Data excerpts
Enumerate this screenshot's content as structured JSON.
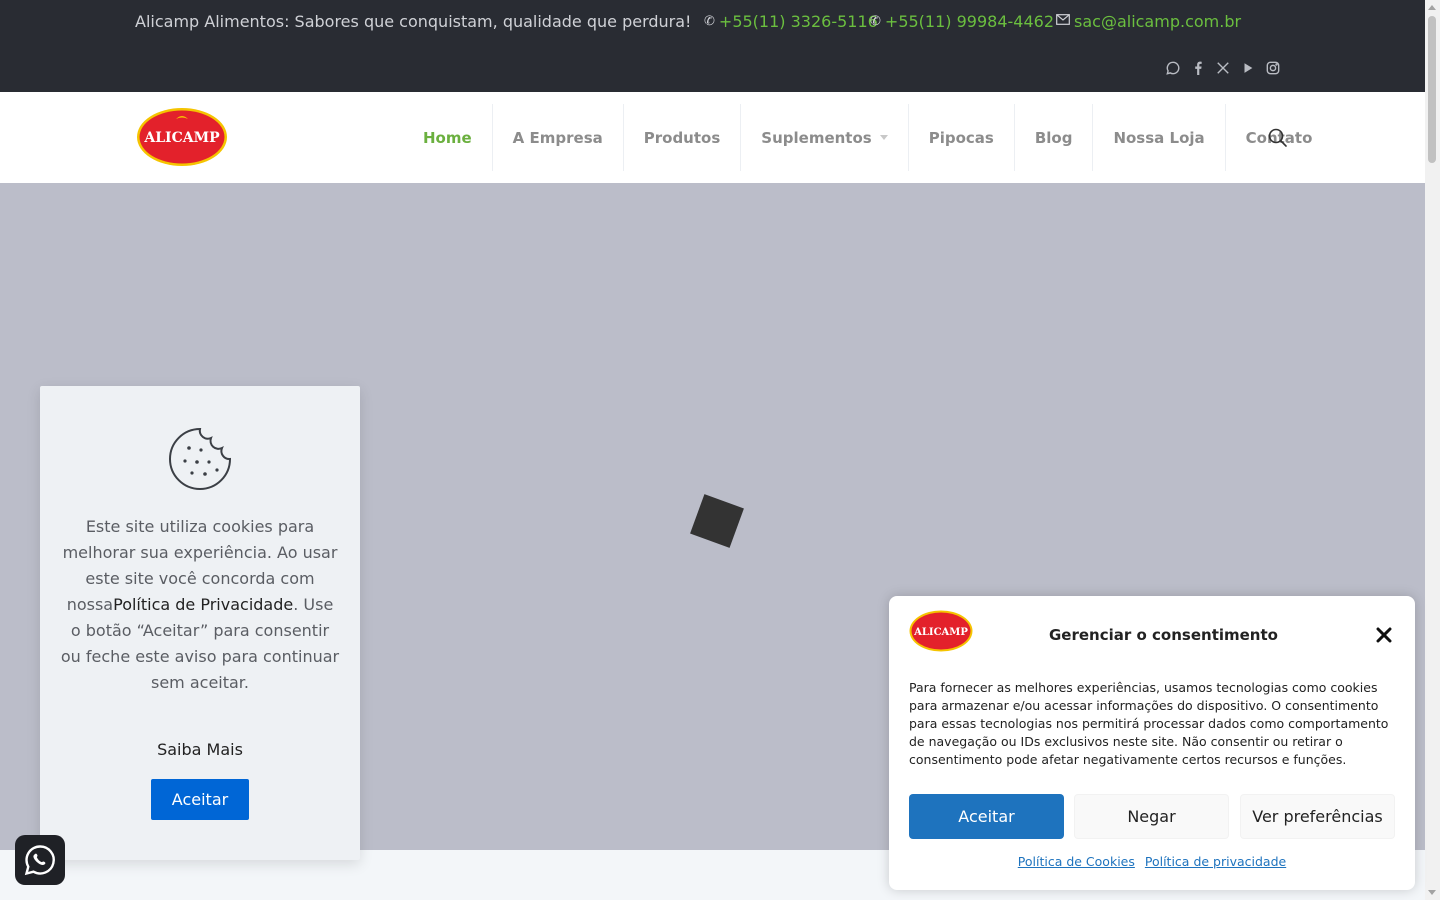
{
  "topbar": {
    "tagline": "Alicamp Alimentos: Sabores que conquistam, qualidade que perdura!",
    "phone1": "+55(11) 3326-5116",
    "phone2": "+55(11) 99984-4462",
    "email": "sac@alicamp.com.br",
    "social_icons": [
      "whatsapp-icon",
      "facebook-icon",
      "x-icon",
      "youtube-icon",
      "instagram-icon"
    ]
  },
  "header": {
    "logo_text": "ALICAMP",
    "nav": [
      {
        "label": "Home",
        "active": true
      },
      {
        "label": "A Empresa"
      },
      {
        "label": "Produtos"
      },
      {
        "label": "Suplementos",
        "has_dropdown": true
      },
      {
        "label": "Pipocas"
      },
      {
        "label": "Blog"
      },
      {
        "label": "Nossa Loja"
      },
      {
        "label": "Contato"
      }
    ]
  },
  "cookie_notice": {
    "text_before": "Este site utiliza cookies para melhorar sua experiência. Ao usar este site você concorda com nossa",
    "policy_link": "Política de Privacidade",
    "text_after": ". Use o botão “Aceitar” para consentir ou feche este aviso para continuar sem aceitar.",
    "more_label": "Saiba Mais",
    "accept_label": "Aceitar"
  },
  "consent": {
    "title": "Gerenciar o consentimento",
    "body": "Para fornecer as melhores experiências, usamos tecnologias como cookies para armazenar e/ou acessar informações do dispositivo. O consentimento para essas tecnologias nos permitirá processar dados como comportamento de navegação ou IDs exclusivos neste site. Não consentir ou retirar o consentimento pode afetar negativamente certos recursos e funções.",
    "accept_label": "Aceitar",
    "deny_label": "Negar",
    "prefs_label": "Ver preferências",
    "cookie_policy_link": "Política de Cookies",
    "privacy_policy_link": "Política de privacidade"
  },
  "colors": {
    "topbar_bg": "#292c33",
    "accent_green": "#6bb03f",
    "hero_bg": "#bbbdc9",
    "cookie_accept_blue": "#0066d6",
    "consent_blue": "#1e73be",
    "logo_red": "#e3212b",
    "logo_yellow": "#f5c400"
  }
}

### [Job]
Copy out each line of the entries that holds "para".

### [Task solution]
    "text_before": "Este site utiliza cookies para melhorar sua experiência. Ao usar este site você concorda com nossa",
    "text_after": ". Use o botão “Aceitar” para consentir ou feche este aviso para continuar sem aceitar.",
    "body": "Para fornecer as melhores experiências, usamos tecnologias como cookies para armazenar e/ou acessar informações do dispositivo. O consentimento para essas tecnologias nos permitirá processar dados como comportamento de navegação ou IDs exclusivos neste site. Não consentir ou retirar o consentimento pode afetar negativamente certos recursos e funções.",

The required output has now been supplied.